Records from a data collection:
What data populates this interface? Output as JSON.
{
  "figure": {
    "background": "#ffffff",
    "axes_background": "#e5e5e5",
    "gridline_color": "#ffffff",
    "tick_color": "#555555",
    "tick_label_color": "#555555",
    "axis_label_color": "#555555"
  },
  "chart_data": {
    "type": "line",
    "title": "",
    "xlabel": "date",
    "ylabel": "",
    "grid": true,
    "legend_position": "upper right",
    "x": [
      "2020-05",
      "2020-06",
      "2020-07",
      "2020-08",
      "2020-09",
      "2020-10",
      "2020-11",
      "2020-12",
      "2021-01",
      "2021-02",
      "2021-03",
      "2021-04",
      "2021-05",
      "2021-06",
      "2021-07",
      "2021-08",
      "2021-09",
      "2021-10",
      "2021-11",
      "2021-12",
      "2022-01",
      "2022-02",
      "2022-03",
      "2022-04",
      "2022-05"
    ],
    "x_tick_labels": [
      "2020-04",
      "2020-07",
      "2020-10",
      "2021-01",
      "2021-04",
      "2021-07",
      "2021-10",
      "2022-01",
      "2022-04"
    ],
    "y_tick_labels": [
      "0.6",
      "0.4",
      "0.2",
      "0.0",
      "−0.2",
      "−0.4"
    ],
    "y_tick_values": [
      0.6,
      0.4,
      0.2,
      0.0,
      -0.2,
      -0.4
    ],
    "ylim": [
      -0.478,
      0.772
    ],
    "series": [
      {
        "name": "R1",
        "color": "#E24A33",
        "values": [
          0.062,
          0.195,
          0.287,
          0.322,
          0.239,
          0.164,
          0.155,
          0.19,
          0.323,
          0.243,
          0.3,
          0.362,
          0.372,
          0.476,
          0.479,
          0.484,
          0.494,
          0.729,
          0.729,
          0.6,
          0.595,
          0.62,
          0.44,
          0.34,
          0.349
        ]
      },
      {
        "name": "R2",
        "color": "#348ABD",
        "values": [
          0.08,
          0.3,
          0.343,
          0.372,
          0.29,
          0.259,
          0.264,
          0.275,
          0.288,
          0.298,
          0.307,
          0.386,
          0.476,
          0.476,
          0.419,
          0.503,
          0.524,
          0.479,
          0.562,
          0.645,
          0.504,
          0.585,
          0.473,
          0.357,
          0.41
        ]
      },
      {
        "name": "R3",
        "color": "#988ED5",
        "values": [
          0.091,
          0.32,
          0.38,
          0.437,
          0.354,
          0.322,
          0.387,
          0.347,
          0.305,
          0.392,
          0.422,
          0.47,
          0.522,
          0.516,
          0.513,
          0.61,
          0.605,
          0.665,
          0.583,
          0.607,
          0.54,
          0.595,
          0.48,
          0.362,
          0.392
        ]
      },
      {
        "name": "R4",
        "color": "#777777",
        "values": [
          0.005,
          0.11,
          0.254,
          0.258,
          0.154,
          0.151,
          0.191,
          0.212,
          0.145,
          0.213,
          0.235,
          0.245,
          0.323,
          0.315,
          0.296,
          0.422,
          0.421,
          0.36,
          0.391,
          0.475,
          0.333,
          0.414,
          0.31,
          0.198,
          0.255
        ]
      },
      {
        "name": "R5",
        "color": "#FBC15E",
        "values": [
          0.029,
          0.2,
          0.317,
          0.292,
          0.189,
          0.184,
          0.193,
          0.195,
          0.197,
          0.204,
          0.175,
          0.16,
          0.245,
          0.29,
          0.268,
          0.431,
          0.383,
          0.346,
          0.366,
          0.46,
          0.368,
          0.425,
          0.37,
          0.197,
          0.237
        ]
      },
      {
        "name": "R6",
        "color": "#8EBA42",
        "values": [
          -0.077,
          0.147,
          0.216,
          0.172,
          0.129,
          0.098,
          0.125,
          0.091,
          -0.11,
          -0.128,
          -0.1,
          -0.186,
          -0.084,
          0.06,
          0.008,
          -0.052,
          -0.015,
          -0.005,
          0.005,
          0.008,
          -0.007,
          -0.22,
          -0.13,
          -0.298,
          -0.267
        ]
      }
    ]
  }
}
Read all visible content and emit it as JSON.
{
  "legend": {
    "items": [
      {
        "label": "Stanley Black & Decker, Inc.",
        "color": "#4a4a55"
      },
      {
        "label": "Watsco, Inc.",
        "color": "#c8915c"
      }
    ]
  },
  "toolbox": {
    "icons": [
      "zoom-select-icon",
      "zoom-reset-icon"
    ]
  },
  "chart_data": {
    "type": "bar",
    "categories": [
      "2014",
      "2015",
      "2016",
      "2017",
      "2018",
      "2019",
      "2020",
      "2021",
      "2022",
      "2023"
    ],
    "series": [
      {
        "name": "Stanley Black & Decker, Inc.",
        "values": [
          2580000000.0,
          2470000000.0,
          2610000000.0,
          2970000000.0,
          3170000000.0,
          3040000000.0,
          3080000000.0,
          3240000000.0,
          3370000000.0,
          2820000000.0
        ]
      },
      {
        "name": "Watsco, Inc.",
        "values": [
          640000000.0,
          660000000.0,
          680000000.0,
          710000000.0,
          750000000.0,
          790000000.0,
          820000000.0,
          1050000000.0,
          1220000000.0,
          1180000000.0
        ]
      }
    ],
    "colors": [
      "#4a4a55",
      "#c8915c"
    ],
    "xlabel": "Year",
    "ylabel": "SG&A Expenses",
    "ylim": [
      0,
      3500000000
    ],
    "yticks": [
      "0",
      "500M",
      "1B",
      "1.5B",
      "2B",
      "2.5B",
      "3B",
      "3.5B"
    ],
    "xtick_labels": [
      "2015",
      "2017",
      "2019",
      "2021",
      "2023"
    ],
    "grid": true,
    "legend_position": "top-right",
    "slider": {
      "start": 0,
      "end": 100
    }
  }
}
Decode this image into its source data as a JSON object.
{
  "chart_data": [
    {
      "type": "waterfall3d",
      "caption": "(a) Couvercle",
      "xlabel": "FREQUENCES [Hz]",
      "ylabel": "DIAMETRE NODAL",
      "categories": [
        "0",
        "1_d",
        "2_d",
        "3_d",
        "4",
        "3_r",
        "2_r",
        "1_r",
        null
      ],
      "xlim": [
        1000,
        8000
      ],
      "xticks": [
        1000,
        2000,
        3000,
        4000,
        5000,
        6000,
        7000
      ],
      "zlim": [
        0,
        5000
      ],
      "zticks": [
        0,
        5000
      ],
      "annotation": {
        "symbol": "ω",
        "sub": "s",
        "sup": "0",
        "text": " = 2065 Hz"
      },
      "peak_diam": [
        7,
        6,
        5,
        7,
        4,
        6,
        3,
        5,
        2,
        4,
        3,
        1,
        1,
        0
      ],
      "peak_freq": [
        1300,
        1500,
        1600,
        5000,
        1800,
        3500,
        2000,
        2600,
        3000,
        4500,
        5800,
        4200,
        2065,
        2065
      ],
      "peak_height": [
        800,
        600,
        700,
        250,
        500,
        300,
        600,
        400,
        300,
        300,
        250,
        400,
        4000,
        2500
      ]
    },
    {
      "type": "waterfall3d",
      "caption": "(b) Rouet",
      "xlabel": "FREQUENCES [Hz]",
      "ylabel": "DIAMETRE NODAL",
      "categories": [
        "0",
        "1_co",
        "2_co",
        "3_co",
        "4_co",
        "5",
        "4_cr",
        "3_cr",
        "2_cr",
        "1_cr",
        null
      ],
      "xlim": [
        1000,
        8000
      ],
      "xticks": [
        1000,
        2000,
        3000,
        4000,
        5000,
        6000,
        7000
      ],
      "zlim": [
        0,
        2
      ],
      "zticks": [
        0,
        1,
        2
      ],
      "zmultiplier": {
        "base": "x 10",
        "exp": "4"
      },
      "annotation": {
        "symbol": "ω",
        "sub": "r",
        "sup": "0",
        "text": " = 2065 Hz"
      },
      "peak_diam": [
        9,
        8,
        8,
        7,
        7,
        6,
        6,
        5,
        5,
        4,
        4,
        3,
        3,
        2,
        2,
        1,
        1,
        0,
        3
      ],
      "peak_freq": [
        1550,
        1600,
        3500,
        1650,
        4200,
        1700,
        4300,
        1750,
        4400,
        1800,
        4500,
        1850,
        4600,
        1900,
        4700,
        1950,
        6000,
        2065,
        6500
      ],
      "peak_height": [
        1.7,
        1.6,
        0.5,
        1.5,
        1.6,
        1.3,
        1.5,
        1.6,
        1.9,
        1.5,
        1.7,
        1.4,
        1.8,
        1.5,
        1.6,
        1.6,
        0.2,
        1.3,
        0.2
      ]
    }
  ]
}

Work to complete:
Read the data above and count the lines that include "type". Answer only with the count.

Result for this task:
4